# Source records
----

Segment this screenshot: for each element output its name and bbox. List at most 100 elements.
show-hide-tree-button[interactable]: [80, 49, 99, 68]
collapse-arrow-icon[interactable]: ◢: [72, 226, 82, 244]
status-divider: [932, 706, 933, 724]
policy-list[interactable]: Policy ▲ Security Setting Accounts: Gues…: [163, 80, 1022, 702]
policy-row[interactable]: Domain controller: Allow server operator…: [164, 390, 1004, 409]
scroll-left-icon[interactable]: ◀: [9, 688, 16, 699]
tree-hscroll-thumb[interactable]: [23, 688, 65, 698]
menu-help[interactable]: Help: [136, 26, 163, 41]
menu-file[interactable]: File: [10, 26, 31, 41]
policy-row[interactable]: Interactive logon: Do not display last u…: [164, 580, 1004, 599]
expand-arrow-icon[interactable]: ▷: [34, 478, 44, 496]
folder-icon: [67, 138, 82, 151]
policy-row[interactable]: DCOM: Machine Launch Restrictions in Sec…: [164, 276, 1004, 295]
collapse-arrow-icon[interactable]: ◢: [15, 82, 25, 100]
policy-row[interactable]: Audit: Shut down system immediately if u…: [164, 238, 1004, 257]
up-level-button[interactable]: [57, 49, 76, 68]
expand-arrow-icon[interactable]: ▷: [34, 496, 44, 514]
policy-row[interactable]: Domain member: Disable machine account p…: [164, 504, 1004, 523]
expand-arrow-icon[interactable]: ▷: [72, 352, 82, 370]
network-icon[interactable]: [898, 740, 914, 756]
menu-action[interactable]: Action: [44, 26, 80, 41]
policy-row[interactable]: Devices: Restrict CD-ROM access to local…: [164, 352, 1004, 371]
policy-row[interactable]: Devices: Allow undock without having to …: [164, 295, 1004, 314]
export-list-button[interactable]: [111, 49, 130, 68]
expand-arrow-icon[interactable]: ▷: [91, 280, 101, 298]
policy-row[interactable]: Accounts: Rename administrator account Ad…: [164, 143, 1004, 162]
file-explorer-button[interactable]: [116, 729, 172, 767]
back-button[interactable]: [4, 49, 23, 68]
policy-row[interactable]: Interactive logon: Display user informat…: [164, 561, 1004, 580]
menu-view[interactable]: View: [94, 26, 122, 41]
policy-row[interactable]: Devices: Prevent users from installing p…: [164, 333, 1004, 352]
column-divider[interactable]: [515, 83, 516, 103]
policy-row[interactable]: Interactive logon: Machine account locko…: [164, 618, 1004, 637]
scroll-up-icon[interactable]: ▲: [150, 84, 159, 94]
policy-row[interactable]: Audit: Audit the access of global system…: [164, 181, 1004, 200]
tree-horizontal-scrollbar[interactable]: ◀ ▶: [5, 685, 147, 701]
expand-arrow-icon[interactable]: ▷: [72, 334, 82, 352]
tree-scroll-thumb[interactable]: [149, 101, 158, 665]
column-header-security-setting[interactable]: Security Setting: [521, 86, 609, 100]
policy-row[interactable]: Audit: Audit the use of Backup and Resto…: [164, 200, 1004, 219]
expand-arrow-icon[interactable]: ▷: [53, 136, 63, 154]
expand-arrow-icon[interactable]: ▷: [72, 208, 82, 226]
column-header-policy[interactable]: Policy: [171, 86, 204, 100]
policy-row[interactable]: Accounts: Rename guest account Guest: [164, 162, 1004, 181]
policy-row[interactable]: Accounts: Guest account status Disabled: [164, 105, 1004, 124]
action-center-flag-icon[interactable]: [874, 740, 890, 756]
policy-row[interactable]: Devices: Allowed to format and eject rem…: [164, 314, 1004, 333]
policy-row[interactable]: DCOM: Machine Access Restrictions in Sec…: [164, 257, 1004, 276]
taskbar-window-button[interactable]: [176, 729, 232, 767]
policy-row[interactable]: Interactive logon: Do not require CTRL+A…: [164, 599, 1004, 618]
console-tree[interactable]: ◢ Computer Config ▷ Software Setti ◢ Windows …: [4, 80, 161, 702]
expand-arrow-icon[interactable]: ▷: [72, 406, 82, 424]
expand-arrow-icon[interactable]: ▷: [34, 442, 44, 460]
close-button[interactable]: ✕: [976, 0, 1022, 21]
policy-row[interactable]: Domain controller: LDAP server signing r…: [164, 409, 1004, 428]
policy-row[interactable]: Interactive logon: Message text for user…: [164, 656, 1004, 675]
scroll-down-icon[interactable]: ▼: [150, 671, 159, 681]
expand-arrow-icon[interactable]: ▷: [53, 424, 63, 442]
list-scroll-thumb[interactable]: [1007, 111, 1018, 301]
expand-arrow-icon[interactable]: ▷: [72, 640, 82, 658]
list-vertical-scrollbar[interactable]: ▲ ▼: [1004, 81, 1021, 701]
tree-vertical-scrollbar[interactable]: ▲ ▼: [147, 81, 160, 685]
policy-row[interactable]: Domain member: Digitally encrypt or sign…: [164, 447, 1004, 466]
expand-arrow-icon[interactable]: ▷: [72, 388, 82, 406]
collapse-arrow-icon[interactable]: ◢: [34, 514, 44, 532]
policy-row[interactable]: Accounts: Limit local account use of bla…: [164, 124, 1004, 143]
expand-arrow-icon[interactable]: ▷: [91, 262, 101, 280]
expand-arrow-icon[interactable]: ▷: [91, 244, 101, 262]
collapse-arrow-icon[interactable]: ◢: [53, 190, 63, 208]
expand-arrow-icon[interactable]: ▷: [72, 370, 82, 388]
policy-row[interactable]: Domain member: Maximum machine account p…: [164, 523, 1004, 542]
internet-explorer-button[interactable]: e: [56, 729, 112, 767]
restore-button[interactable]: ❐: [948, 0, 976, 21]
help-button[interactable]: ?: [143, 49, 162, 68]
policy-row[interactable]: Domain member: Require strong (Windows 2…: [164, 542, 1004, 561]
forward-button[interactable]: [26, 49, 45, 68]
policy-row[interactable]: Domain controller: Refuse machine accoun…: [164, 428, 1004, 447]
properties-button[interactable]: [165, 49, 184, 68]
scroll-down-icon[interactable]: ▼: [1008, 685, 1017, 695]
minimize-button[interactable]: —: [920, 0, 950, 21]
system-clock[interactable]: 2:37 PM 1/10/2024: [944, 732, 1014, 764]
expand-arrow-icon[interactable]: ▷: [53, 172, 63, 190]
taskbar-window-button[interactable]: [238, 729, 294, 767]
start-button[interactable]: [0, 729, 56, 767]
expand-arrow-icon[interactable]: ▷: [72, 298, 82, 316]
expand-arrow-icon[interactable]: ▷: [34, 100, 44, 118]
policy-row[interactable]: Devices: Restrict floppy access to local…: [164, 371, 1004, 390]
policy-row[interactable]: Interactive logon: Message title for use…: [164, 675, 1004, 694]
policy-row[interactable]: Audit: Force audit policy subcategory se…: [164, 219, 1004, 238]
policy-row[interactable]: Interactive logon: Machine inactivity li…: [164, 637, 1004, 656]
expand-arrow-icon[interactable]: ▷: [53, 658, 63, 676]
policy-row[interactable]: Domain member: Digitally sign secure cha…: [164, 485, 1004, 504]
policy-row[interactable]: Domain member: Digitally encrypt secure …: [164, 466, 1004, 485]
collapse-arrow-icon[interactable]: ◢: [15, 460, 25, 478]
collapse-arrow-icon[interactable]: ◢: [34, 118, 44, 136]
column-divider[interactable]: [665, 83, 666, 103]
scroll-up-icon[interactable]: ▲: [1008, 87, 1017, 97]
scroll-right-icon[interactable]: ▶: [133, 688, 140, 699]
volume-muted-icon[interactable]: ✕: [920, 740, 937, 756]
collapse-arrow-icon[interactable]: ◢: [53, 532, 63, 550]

----

# TASK BRIEF
Render each line of the source records above as a string in a JSON list, one string per line, omitting blank lines.

# ANSWER TO THE TASK
[
  "Segment this screenshot: for each element output its name and bbox. List at most 100 elements.",
  "show-hide-tree-button[interactable]: [80, 49, 99, 68]",
  "collapse-arrow-icon[interactable]: ◢: [72, 226, 82, 244]",
  "status-divider: [932, 706, 933, 724]",
  "policy-list[interactable]: Policy ▲ Security Setting Accounts: Gues…: [163, 80, 1022, 702]",
  "policy-row[interactable]: Domain controller: Allow server operator…: [164, 390, 1004, 409]",
  "scroll-left-icon[interactable]: ◀: [9, 688, 16, 699]",
  "tree-hscroll-thumb[interactable]: [23, 688, 65, 698]",
  "menu-help[interactable]: Help: [136, 26, 163, 41]",
  "menu-file[interactable]: File: [10, 26, 31, 41]",
  "policy-row[interactable]: Interactive logon: Do not display last u…: [164, 580, 1004, 599]",
  "expand-arrow-icon[interactable]: ▷: [34, 478, 44, 496]",
  "folder-icon: [67, 138, 82, 151]",
  "policy-row[interactable]: DCOM: Machine Launch Restrictions in Sec…: [164, 276, 1004, 295]",
  "collapse-arrow-icon[interactable]: ◢: [15, 82, 25, 100]",
  "policy-row[interactable]: Audit: Shut down system immediately if u…: [164, 238, 1004, 257]",
  "up-level-button[interactable]: [57, 49, 76, 68]",
  "expand-arrow-icon[interactable]: ▷: [34, 496, 44, 514]",
  "policy-row[interactable]: Domain member: Disable machine account p…: [164, 504, 1004, 523]",
  "expand-arrow-icon[interactable]: ▷: [72, 352, 82, 370]",
  "network-icon[interactable]: [898, 740, 914, 756]",
  "menu-action[interactable]: Action: [44, 26, 80, 41]",
  "policy-row[interactable]: Devices: Restrict CD-ROM access to local…: [164, 352, 1004, 371]",
  "policy-row[interactable]: Devices: Allow undock without having to …: [164, 295, 1004, 314]",
  "export-list-button[interactable]: [111, 49, 130, 68]",
  "expand-arrow-icon[interactable]: ▷: [91, 280, 101, 298]",
  "policy-row[interactable]: Accounts: Rename administrator account Ad…: [164, 143, 1004, 162]",
  "file-explorer-button[interactable]: [116, 729, 172, 767]",
  "back-button[interactable]: [4, 49, 23, 68]",
  "policy-row[interactable]: Interactive logon: Display user informat…: [164, 561, 1004, 580]",
  "menu-view[interactable]: View: [94, 26, 122, 41]",
  "policy-row[interactable]: Devices: Prevent users from installing p…: [164, 333, 1004, 352]",
  "column-divider[interactable]: [515, 83, 516, 103]",
  "policy-row[interactable]: Interactive logon: Machine account locko…: [164, 618, 1004, 637]",
  "scroll-up-icon[interactable]: ▲: [150, 84, 159, 94]",
  "policy-row[interactable]: Audit: Audit the access of global system…: [164, 181, 1004, 200]",
  "tree-horizontal-scrollbar[interactable]: ◀ ▶: [5, 685, 147, 701]",
  "expand-arrow-icon[interactable]: ▷: [72, 334, 82, 352]",
  "tree-scroll-thumb[interactable]: [149, 101, 158, 665]",
  "column-header-security-setting[interactable]: Security Setting: [521, 86, 609, 100]",
  "policy-row[interactable]: Audit: Audit the use of Backup and Resto…: [164, 200, 1004, 219]",
  "expand-arrow-icon[interactable]: ▷: [53, 136, 63, 154]",
  "expand-arrow-icon[interactable]: ▷: [72, 208, 82, 226]",
  "column-header-policy[interactable]: Policy: [171, 86, 204, 100]",
  "policy-row[interactable]: Accounts: Rename guest account Guest: [164, 162, 1004, 181]",
  "policy-row[interactable]: Accounts: Guest account status Disabled: [164, 105, 1004, 124]",
  "action-center-flag-icon[interactable]: [874, 740, 890, 756]",
  "policy-row[interactable]: Devices: Allowed to format and eject rem…: [164, 314, 1004, 333]",
  "policy-row[interactable]: DCOM: Machine Access Restrictions in Sec…: [164, 257, 1004, 276]",
  "taskbar-window-button[interactable]: [176, 729, 232, 767]",
  "policy-row[interactable]: Interactive logon: Do not require CTRL+A…: [164, 599, 1004, 618]",
  "console-tree[interactable]: ◢ Computer Config ▷ Software Setti ◢ Windows …: [4, 80, 161, 702]",
  "expand-arrow-icon[interactable]: ▷: [72, 406, 82, 424]",
  "expand-arrow-icon[interactable]: ▷: [34, 442, 44, 460]",
  "close-button[interactable]: ✕: [976, 0, 1022, 21]",
  "policy-row[interactable]: Domain controller: LDAP server signing r…: [164, 409, 1004, 428]",
  "policy-row[interactable]: Interactive logon: Message text for user…: [164, 656, 1004, 675]",
  "scroll-down-icon[interactable]: ▼: [150, 671, 159, 681]",
  "expand-arrow-icon[interactable]: ▷: [53, 424, 63, 442]",
  "list-scroll-thumb[interactable]: [1007, 111, 1018, 301]",
  "expand-arrow-icon[interactable]: ▷: [72, 640, 82, 658]",
  "list-vertical-scrollbar[interactable]: ▲ ▼: [1004, 81, 1021, 701]",
  "tree-vertical-scrollbar[interactable]: ▲ ▼: [147, 81, 160, 685]",
  "policy-row[interactable]: Domain member: Digitally encrypt or sign…: [164, 447, 1004, 466]",
  "expand-arrow-icon[interactable]: ▷: [72, 388, 82, 406]",
  "collapse-arrow-icon[interactable]: ◢: [34, 514, 44, 532]",
  "policy-row[interactable]: Accounts: Limit local account use of bla…: [164, 124, 1004, 143]",
  "expand-arrow-icon[interactable]: ▷: [91, 262, 101, 280]",
  "expand-arrow-icon[interactable]: ▷: [91, 244, 101, 262]",
  "collapse-arrow-icon[interactable]: ◢: [53, 190, 63, 208]",
  "expand-arrow-icon[interactable]: ▷: [72, 370, 82, 388]",
  "policy-row[interactable]: Domain member: Maximum machine account p…: [164, 523, 1004, 542]",
  "internet-explorer-button[interactable]: e: [56, 729, 112, 767]",
  "restore-button[interactable]: ❐: [948, 0, 976, 21]",
  "help-button[interactable]: ?: [143, 49, 162, 68]",
  "policy-row[interactable]: Domain member: Require strong (Windows 2…: [164, 542, 1004, 561]",
  "forward-button[interactable]: [26, 49, 45, 68]",
  "policy-row[interactable]: Domain controller: Refuse machine accoun…: [164, 428, 1004, 447]",
  "properties-button[interactable]: [165, 49, 184, 68]",
  "scroll-down-icon[interactable]: ▼: [1008, 685, 1017, 695]",
  "minimize-button[interactable]: —: [920, 0, 950, 21]",
  "system-clock[interactable]: 2:37 PM 1/10/2024: [944, 732, 1014, 764]",
  "expand-arrow-icon[interactable]: ▷: [53, 172, 63, 190]",
  "taskbar-window-button[interactable]: [238, 729, 294, 767]",
  "start-button[interactable]: [0, 729, 56, 767]",
  "expand-arrow-icon[interactable]: ▷: [72, 298, 82, 316]",
  "expand-arrow-icon[interactable]: ▷: [34, 100, 44, 118]",
  "policy-row[interactable]: Devices: Restrict floppy access to local…: [164, 371, 1004, 390]",
  "policy-row[interactable]: Interactive logon: Message title for use…: [164, 675, 1004, 694]",
  "policy-row[interactable]: Audit: Force audit policy subcategory se…: [164, 219, 1004, 238]",
  "policy-row[interactable]: Interactive logon: Machine inactivity li…: [164, 637, 1004, 656]",
  "expand-arrow-icon[interactable]: ▷: [53, 658, 63, 676]",
  "policy-row[interactable]: Domain member: Digitally sign secure cha…: [164, 485, 1004, 504]",
  "policy-row[interactable]: Domain member: Digitally encrypt secure …: [164, 466, 1004, 485]",
  "collapse-arrow-icon[interactable]: ◢: [15, 460, 25, 478]",
  "collapse-arrow-icon[interactable]: ◢: [34, 118, 44, 136]",
  "column-divider[interactable]: [665, 83, 666, 103]",
  "scroll-up-icon[interactable]: ▲: [1008, 87, 1017, 97]",
  "scroll-right-icon[interactable]: ▶: [133, 688, 140, 699]",
  "volume-muted-icon[interactable]: ✕: [920, 740, 937, 756]",
  "collapse-arrow-icon[interactable]: ◢: [53, 532, 63, 550]"
]